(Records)
◇ ◇ ◇
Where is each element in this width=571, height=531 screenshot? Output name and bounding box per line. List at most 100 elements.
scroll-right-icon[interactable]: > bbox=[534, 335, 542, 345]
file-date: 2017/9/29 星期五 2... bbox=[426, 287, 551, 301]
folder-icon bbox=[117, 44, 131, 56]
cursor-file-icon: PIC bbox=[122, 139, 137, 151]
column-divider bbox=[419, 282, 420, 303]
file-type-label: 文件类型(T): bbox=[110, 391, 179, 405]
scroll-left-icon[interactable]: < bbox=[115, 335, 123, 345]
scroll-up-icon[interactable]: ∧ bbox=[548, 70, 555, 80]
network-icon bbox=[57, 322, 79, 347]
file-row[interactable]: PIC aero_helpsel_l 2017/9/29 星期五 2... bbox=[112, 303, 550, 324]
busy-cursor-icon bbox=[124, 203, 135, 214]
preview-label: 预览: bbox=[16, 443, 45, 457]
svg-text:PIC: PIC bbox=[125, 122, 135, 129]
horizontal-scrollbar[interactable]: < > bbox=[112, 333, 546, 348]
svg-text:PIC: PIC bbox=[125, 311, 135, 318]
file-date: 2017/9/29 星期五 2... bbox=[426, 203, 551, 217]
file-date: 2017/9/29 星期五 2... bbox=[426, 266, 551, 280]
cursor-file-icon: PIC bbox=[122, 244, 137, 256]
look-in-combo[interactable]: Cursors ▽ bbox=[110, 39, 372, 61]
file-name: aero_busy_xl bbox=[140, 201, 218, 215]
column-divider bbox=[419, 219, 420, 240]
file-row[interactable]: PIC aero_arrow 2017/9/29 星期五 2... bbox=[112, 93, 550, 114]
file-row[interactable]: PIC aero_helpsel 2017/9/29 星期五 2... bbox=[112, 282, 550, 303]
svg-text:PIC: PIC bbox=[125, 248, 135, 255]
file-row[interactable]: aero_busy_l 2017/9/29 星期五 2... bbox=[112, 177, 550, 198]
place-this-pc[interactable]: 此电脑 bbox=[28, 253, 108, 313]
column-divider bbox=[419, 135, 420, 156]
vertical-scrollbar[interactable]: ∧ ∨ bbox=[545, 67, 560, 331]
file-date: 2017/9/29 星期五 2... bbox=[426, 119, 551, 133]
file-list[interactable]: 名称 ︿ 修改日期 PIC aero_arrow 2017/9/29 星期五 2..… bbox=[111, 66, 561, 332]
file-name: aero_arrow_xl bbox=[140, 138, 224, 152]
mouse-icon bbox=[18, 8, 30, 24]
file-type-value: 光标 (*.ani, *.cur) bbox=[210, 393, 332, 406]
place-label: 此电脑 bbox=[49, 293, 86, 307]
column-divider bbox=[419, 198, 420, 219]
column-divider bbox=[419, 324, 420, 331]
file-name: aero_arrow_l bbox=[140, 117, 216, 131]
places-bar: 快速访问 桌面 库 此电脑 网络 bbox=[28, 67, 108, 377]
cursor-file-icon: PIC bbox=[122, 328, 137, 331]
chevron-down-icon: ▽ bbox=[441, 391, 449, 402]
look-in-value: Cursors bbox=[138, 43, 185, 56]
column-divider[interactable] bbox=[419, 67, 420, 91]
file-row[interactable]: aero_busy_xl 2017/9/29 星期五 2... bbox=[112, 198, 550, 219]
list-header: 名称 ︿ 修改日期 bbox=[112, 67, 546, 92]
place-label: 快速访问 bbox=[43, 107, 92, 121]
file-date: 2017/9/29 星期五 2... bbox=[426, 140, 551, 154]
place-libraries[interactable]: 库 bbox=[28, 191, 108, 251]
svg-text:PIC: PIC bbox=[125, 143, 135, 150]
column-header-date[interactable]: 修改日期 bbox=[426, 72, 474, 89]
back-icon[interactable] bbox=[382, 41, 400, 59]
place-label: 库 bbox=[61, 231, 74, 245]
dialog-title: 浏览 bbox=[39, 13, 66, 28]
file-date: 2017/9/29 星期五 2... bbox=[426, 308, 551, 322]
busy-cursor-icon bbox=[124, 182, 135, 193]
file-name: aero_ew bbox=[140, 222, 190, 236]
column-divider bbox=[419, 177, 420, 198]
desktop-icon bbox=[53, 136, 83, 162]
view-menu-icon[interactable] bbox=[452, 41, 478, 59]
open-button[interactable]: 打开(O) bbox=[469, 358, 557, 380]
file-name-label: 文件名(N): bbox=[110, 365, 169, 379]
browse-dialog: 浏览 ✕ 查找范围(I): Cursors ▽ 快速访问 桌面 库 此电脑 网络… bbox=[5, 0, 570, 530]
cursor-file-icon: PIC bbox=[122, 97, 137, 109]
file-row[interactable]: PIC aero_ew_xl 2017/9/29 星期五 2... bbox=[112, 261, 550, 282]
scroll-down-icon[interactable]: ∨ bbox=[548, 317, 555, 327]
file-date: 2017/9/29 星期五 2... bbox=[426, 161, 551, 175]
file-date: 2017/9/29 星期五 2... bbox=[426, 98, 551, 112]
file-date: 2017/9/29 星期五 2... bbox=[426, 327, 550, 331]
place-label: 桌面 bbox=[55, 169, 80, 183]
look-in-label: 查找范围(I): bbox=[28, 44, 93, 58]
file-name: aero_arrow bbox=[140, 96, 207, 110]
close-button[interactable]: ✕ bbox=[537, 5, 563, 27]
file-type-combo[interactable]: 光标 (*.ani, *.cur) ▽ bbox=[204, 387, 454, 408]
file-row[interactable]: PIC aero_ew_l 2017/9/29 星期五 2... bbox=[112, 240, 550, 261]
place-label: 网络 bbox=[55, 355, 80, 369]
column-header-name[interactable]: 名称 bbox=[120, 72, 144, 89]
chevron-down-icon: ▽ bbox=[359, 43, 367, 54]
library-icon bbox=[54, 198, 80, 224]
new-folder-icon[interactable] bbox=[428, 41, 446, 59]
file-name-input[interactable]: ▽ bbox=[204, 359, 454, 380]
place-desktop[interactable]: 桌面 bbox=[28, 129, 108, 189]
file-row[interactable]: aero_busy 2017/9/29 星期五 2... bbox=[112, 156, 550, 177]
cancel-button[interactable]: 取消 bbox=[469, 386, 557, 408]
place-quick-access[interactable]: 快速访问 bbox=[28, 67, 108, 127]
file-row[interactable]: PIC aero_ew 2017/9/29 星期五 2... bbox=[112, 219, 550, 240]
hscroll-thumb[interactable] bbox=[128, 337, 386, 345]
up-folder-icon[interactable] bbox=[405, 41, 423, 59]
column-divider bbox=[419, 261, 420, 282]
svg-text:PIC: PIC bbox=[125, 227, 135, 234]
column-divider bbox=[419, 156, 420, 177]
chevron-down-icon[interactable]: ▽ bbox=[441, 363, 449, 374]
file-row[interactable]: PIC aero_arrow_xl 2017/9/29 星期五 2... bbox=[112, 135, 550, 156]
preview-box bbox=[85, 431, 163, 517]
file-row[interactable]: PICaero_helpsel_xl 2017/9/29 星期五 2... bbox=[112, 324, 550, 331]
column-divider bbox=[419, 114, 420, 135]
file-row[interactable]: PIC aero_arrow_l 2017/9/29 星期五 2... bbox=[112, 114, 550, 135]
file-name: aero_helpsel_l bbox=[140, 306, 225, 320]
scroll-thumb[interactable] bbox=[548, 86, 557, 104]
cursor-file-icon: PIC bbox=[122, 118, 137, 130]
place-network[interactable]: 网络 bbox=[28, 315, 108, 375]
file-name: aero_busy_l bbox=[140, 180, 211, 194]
◇ ◇ ◇
• [WHAT TO DO] Write out the entries above word for word, every line as it appears.

• [COMPLETE RESPONSE]
Where is each element in this width=571, height=531 screenshot? Output name and bounding box per line. List at most 100 elements.
scroll-right-icon[interactable]: > bbox=[534, 335, 542, 345]
file-date: 2017/9/29 星期五 2... bbox=[426, 287, 551, 301]
folder-icon bbox=[117, 44, 131, 56]
cursor-file-icon: PIC bbox=[122, 139, 137, 151]
column-divider bbox=[419, 282, 420, 303]
file-type-label: 文件类型(T): bbox=[110, 391, 179, 405]
scroll-left-icon[interactable]: < bbox=[115, 335, 123, 345]
scroll-up-icon[interactable]: ∧ bbox=[548, 70, 555, 80]
network-icon bbox=[57, 322, 79, 347]
file-row[interactable]: PIC aero_helpsel_l 2017/9/29 星期五 2... bbox=[112, 303, 550, 324]
busy-cursor-icon bbox=[124, 203, 135, 214]
preview-label: 预览: bbox=[16, 443, 45, 457]
svg-text:PIC: PIC bbox=[125, 122, 135, 129]
horizontal-scrollbar[interactable]: < > bbox=[112, 333, 546, 348]
svg-text:PIC: PIC bbox=[125, 311, 135, 318]
file-date: 2017/9/29 星期五 2... bbox=[426, 203, 551, 217]
file-date: 2017/9/29 星期五 2... bbox=[426, 266, 551, 280]
cursor-file-icon: PIC bbox=[122, 244, 137, 256]
look-in-combo[interactable]: Cursors ▽ bbox=[110, 39, 372, 61]
file-name: aero_busy_xl bbox=[140, 201, 218, 215]
column-divider bbox=[419, 219, 420, 240]
file-row[interactable]: PIC aero_arrow 2017/9/29 星期五 2... bbox=[112, 93, 550, 114]
file-row[interactable]: PIC aero_helpsel 2017/9/29 星期五 2... bbox=[112, 282, 550, 303]
svg-text:PIC: PIC bbox=[125, 248, 135, 255]
file-row[interactable]: aero_busy_l 2017/9/29 星期五 2... bbox=[112, 177, 550, 198]
place-this-pc[interactable]: 此电脑 bbox=[28, 253, 108, 313]
column-divider bbox=[419, 135, 420, 156]
vertical-scrollbar[interactable]: ∧ ∨ bbox=[545, 67, 560, 331]
file-date: 2017/9/29 星期五 2... bbox=[426, 119, 551, 133]
file-list[interactable]: 名称 ︿ 修改日期 PIC aero_arrow 2017/9/29 星期五 2..… bbox=[111, 66, 561, 332]
file-name: aero_arrow_xl bbox=[140, 138, 224, 152]
mouse-icon bbox=[18, 8, 30, 24]
file-type-value: 光标 (*.ani, *.cur) bbox=[210, 393, 332, 406]
place-label: 此电脑 bbox=[49, 293, 86, 307]
column-divider bbox=[419, 198, 420, 219]
column-divider bbox=[419, 324, 420, 331]
file-name: aero_arrow_l bbox=[140, 117, 216, 131]
places-bar: 快速访问 桌面 库 此电脑 网络 bbox=[28, 67, 108, 377]
cursor-file-icon: PIC bbox=[122, 328, 137, 331]
chevron-down-icon: ▽ bbox=[441, 391, 449, 402]
look-in-value: Cursors bbox=[138, 43, 185, 56]
column-divider[interactable] bbox=[419, 67, 420, 91]
file-row[interactable]: aero_busy_xl 2017/9/29 星期五 2... bbox=[112, 198, 550, 219]
list-header: 名称 ︿ 修改日期 bbox=[112, 67, 546, 92]
place-label: 快速访问 bbox=[43, 107, 92, 121]
file-date: 2017/9/29 星期五 2... bbox=[426, 140, 551, 154]
place-libraries[interactable]: 库 bbox=[28, 191, 108, 251]
svg-text:PIC: PIC bbox=[125, 143, 135, 150]
column-header-date[interactable]: 修改日期 bbox=[426, 72, 474, 89]
back-icon[interactable] bbox=[382, 41, 400, 59]
place-label: 库 bbox=[61, 231, 74, 245]
dialog-title: 浏览 bbox=[39, 13, 66, 28]
file-date: 2017/9/29 星期五 2... bbox=[426, 308, 551, 322]
busy-cursor-icon bbox=[124, 182, 135, 193]
file-name: aero_ew bbox=[140, 222, 190, 236]
column-divider bbox=[419, 177, 420, 198]
desktop-icon bbox=[53, 136, 83, 162]
view-menu-icon[interactable] bbox=[452, 41, 478, 59]
open-button[interactable]: 打开(O) bbox=[469, 358, 557, 380]
file-name-label: 文件名(N): bbox=[110, 365, 169, 379]
browse-dialog: 浏览 ✕ 查找范围(I): Cursors ▽ 快速访问 桌面 库 此电脑 网络… bbox=[5, 0, 570, 530]
cursor-file-icon: PIC bbox=[122, 97, 137, 109]
file-row[interactable]: PIC aero_ew_xl 2017/9/29 星期五 2... bbox=[112, 261, 550, 282]
scroll-down-icon[interactable]: ∨ bbox=[548, 317, 555, 327]
file-date: 2017/9/29 星期五 2... bbox=[426, 161, 551, 175]
file-date: 2017/9/29 星期五 2... bbox=[426, 98, 551, 112]
file-date: 2017/9/29 星期五 2... bbox=[426, 327, 550, 331]
place-label: 桌面 bbox=[55, 169, 80, 183]
look-in-label: 查找范围(I): bbox=[28, 44, 93, 58]
file-name: aero_arrow bbox=[140, 96, 207, 110]
close-button[interactable]: ✕ bbox=[537, 5, 563, 27]
file-type-combo[interactable]: 光标 (*.ani, *.cur) ▽ bbox=[204, 387, 454, 408]
file-row[interactable]: PIC aero_ew_l 2017/9/29 星期五 2... bbox=[112, 240, 550, 261]
place-label: 网络 bbox=[55, 355, 80, 369]
column-header-name[interactable]: 名称 bbox=[120, 72, 144, 89]
chevron-down-icon: ▽ bbox=[359, 43, 367, 54]
library-icon bbox=[54, 198, 80, 224]
new-folder-icon[interactable] bbox=[428, 41, 446, 59]
file-name-input[interactable]: ▽ bbox=[204, 359, 454, 380]
place-desktop[interactable]: 桌面 bbox=[28, 129, 108, 189]
file-row[interactable]: aero_busy 2017/9/29 星期五 2... bbox=[112, 156, 550, 177]
cancel-button[interactable]: 取消 bbox=[469, 386, 557, 408]
place-quick-access[interactable]: 快速访问 bbox=[28, 67, 108, 127]
file-row[interactable]: PIC aero_ew 2017/9/29 星期五 2... bbox=[112, 219, 550, 240]
hscroll-thumb[interactable] bbox=[128, 337, 386, 345]
up-folder-icon[interactable] bbox=[405, 41, 423, 59]
column-divider bbox=[419, 261, 420, 282]
svg-text:PIC: PIC bbox=[125, 227, 135, 234]
column-divider bbox=[419, 156, 420, 177]
chevron-down-icon[interactable]: ▽ bbox=[441, 363, 449, 374]
file-row[interactable]: PIC aero_arrow_xl 2017/9/29 星期五 2... bbox=[112, 135, 550, 156]
preview-box bbox=[85, 431, 163, 517]
file-row[interactable]: PICaero_helpsel_xl 2017/9/29 星期五 2... bbox=[112, 324, 550, 331]
column-divider bbox=[419, 114, 420, 135]
file-row[interactable]: PIC aero_arrow_l 2017/9/29 星期五 2... bbox=[112, 114, 550, 135]
file-name: aero_helpsel_l bbox=[140, 306, 225, 320]
scroll-thumb[interactable] bbox=[548, 86, 557, 104]
cursor-file-icon: PIC bbox=[122, 118, 137, 130]
place-network[interactable]: 网络 bbox=[28, 315, 108, 375]
file-name: aero_busy_l bbox=[140, 180, 211, 194]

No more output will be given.